▸ **SOURCE RECORDS**:
···
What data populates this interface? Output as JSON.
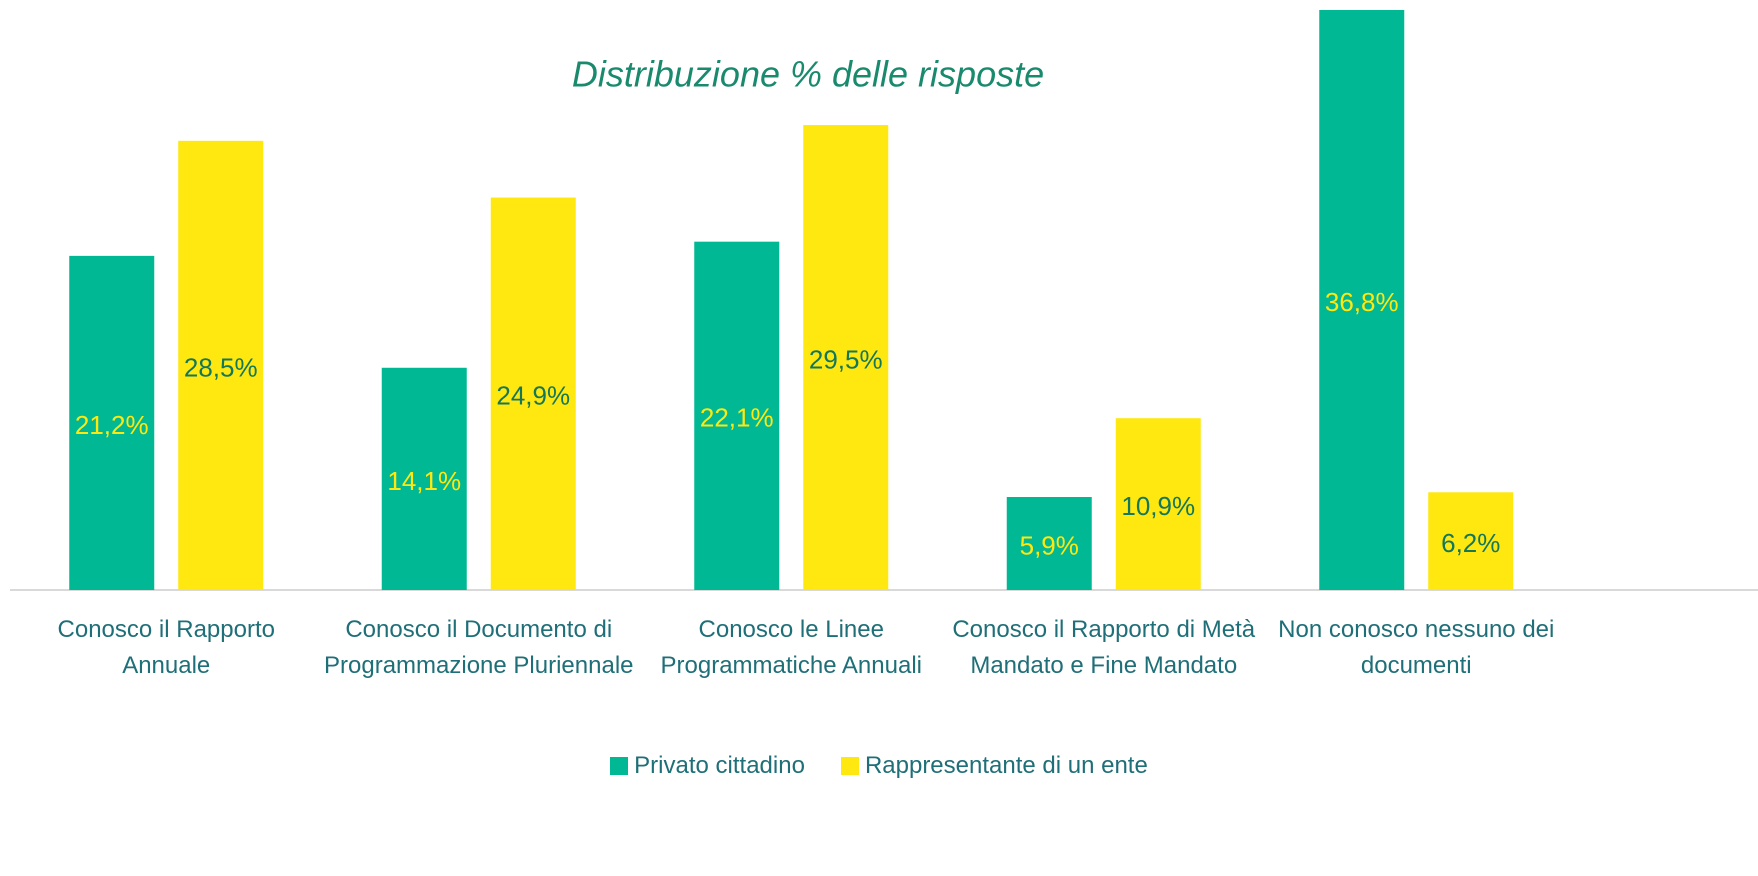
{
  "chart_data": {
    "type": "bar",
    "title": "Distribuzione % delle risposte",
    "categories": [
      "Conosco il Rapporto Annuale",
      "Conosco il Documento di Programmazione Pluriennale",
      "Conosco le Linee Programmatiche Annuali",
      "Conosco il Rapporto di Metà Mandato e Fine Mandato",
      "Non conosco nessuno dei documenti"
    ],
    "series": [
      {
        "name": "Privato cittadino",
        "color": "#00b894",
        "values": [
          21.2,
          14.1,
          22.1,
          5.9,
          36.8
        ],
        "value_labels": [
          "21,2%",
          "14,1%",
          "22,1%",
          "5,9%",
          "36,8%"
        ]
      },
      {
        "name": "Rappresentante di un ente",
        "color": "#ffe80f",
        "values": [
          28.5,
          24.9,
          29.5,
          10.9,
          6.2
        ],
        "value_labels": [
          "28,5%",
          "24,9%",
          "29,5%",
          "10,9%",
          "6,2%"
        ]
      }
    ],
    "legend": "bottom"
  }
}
···
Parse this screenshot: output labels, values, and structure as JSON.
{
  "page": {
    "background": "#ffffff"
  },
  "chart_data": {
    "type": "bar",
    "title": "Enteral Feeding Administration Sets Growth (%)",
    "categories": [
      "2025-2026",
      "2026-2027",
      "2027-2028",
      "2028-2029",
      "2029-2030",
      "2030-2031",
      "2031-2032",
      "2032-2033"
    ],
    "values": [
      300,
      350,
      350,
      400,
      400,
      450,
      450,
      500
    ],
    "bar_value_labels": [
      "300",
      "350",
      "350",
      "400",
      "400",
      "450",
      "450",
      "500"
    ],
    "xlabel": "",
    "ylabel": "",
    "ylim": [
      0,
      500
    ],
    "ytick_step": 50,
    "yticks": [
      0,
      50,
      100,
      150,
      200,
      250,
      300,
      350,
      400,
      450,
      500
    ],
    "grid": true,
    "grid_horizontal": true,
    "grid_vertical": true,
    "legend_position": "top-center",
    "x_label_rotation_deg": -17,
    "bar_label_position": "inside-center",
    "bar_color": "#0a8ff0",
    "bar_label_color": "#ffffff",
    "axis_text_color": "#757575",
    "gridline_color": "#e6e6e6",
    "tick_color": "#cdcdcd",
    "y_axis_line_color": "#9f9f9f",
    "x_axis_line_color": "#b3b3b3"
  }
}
···
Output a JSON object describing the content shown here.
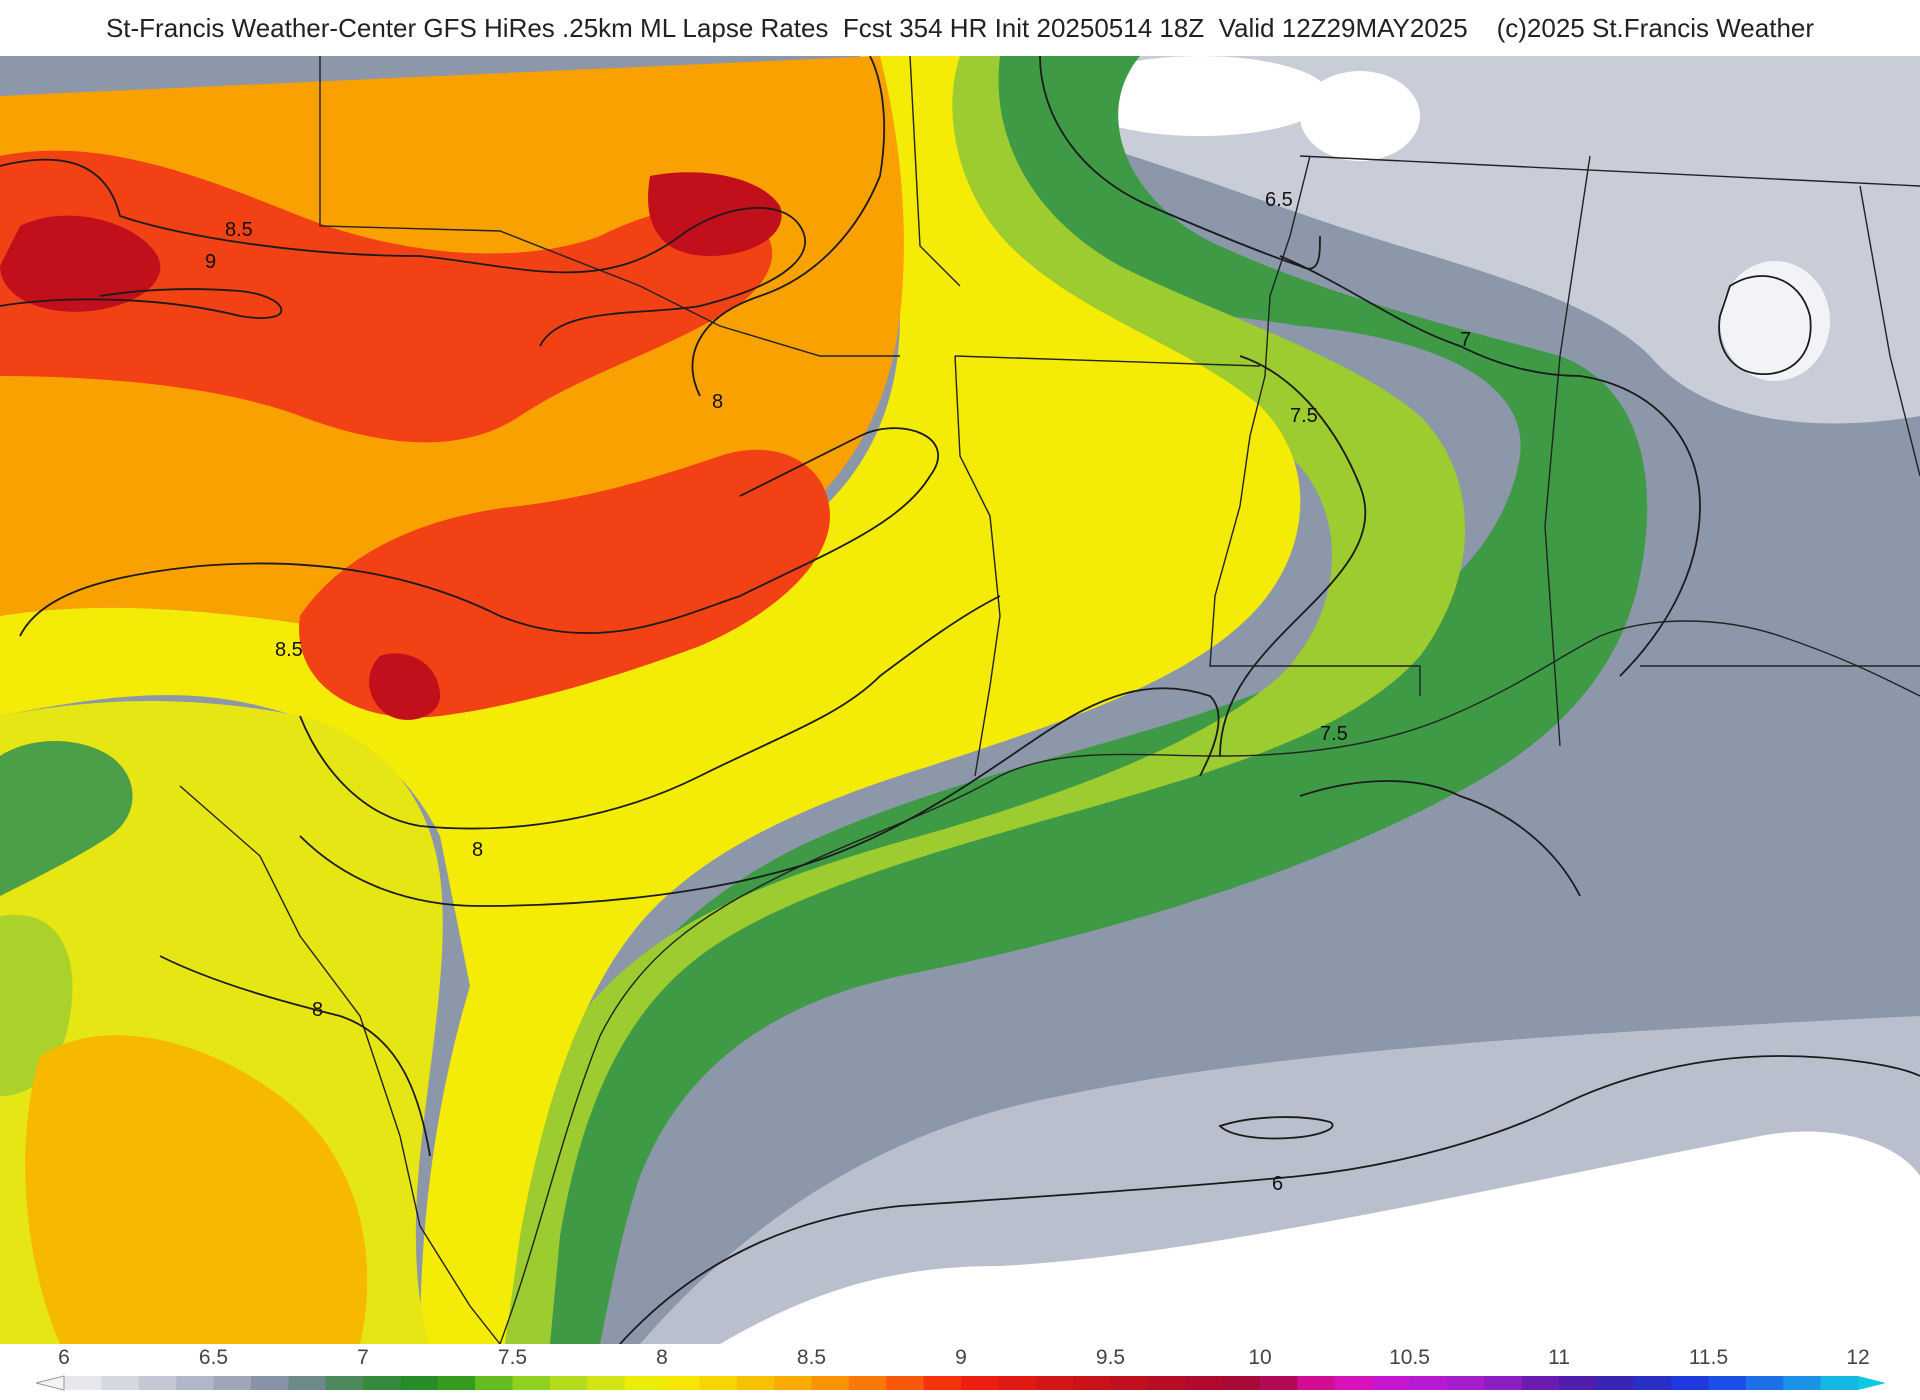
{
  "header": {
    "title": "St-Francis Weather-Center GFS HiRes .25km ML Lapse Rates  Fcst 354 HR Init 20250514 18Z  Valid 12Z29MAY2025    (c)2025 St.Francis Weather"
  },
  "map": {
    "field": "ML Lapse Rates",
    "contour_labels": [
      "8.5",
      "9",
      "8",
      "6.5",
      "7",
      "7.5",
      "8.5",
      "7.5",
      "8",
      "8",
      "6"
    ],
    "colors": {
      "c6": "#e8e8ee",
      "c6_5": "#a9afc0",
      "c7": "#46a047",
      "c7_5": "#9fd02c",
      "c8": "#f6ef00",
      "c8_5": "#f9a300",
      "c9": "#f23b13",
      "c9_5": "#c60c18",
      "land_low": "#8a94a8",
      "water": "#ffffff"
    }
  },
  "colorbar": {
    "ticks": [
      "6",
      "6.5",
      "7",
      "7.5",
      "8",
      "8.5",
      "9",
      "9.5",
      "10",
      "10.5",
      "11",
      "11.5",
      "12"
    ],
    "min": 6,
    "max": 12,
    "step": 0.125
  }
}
···
▸ **WHAT THIS TASK INVOLVES**: Gather and return every line that holds the string "name".

▸ **FULL RESPONSE**:
        "name": "Privato cittadino",
        "name": "Rappresentante di un ente",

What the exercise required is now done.